§ WORK REQUIRED:
Write out the material exactly. Do not include the pictures.

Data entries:
══════
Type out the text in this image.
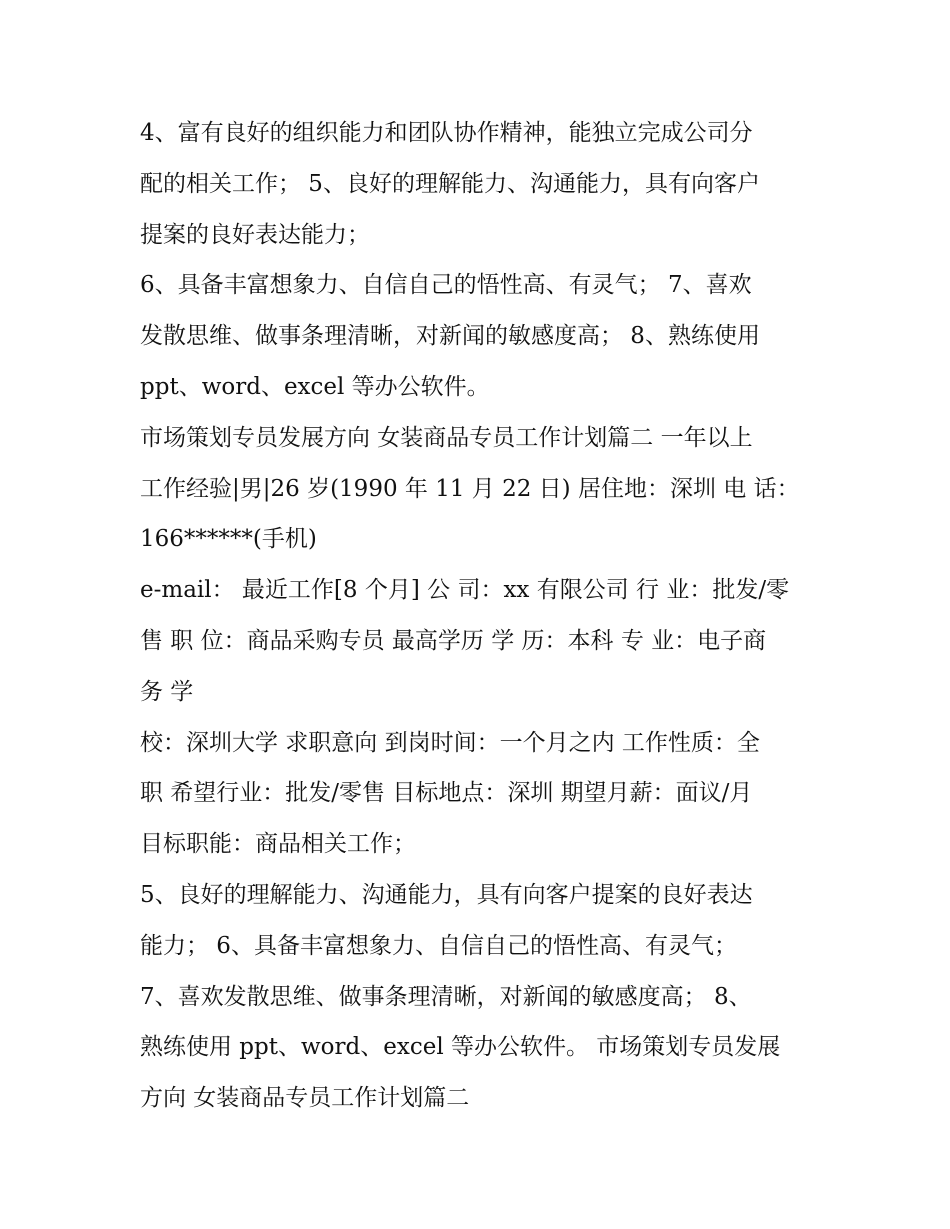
4、富有良好的组织能力和团队协作精神，能独立完成公司分
配的相关工作； 5、良好的理解能力、沟通能力，具有向客户
提案的良好表达能力；
6、具备丰富想象力、自信自己的悟性高、有灵气； 7、喜欢
发散思维、做事条理清晰，对新闻的敏感度高； 8、熟练使用
ppt、word、excel 等办公软件。
市场策划专员发展方向 女装商品专员工作计划篇二 一年以上
工作经验|男|26 岁(1990 年 11 月 22 日) 居住地：深圳 电 话：
166******(手机)
e-mail： 最近工作[8 个月] 公 司：xx 有限公司 行 业：批发/零
售 职 位：商品采购专员 最高学历 学 历：本科 专 业：电子商
务 学
校：深圳大学 求职意向 到岗时间：一个月之内 工作性质：全
职 希望行业：批发/零售 目标地点：深圳 期望月薪：面议/月
目标职能：商品相关工作；
5、良好的理解能力、沟通能力，具有向客户提案的良好表达
能力； 6、具备丰富想象力、自信自己的悟性高、有灵气；
7、喜欢发散思维、做事条理清晰，对新闻的敏感度高； 8、
熟练使用 ppt、word、excel 等办公软件。 市场策划专员发展
方向 女装商品专员工作计划篇二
══════
§ SOLUTION FOR THIS PROBLEM:
Type out the text in this image.
4、富有良好的组织能力和团队协作精神，能独立完成公司分
配的相关工作； 5、良好的理解能力、沟通能力，具有向客户
提案的良好表达能力；
6、具备丰富想象力、自信自己的悟性高、有灵气； 7、喜欢
发散思维、做事条理清晰，对新闻的敏感度高； 8、熟练使用
ppt、word、excel 等办公软件。
市场策划专员发展方向 女装商品专员工作计划篇二 一年以上
工作经验|男|26 岁(1990 年 11 月 22 日) 居住地：深圳 电 话：
166******(手机)
e-mail： 最近工作[8 个月] 公 司：xx 有限公司 行 业：批发/零
售 职 位：商品采购专员 最高学历 学 历：本科 专 业：电子商
务 学
校：深圳大学 求职意向 到岗时间：一个月之内 工作性质：全
职 希望行业：批发/零售 目标地点：深圳 期望月薪：面议/月
目标职能：商品相关工作；
5、良好的理解能力、沟通能力，具有向客户提案的良好表达
能力； 6、具备丰富想象力、自信自己的悟性高、有灵气；
7、喜欢发散思维、做事条理清晰，对新闻的敏感度高； 8、
熟练使用 ppt、word、excel 等办公软件。 市场策划专员发展
方向 女装商品专员工作计划篇二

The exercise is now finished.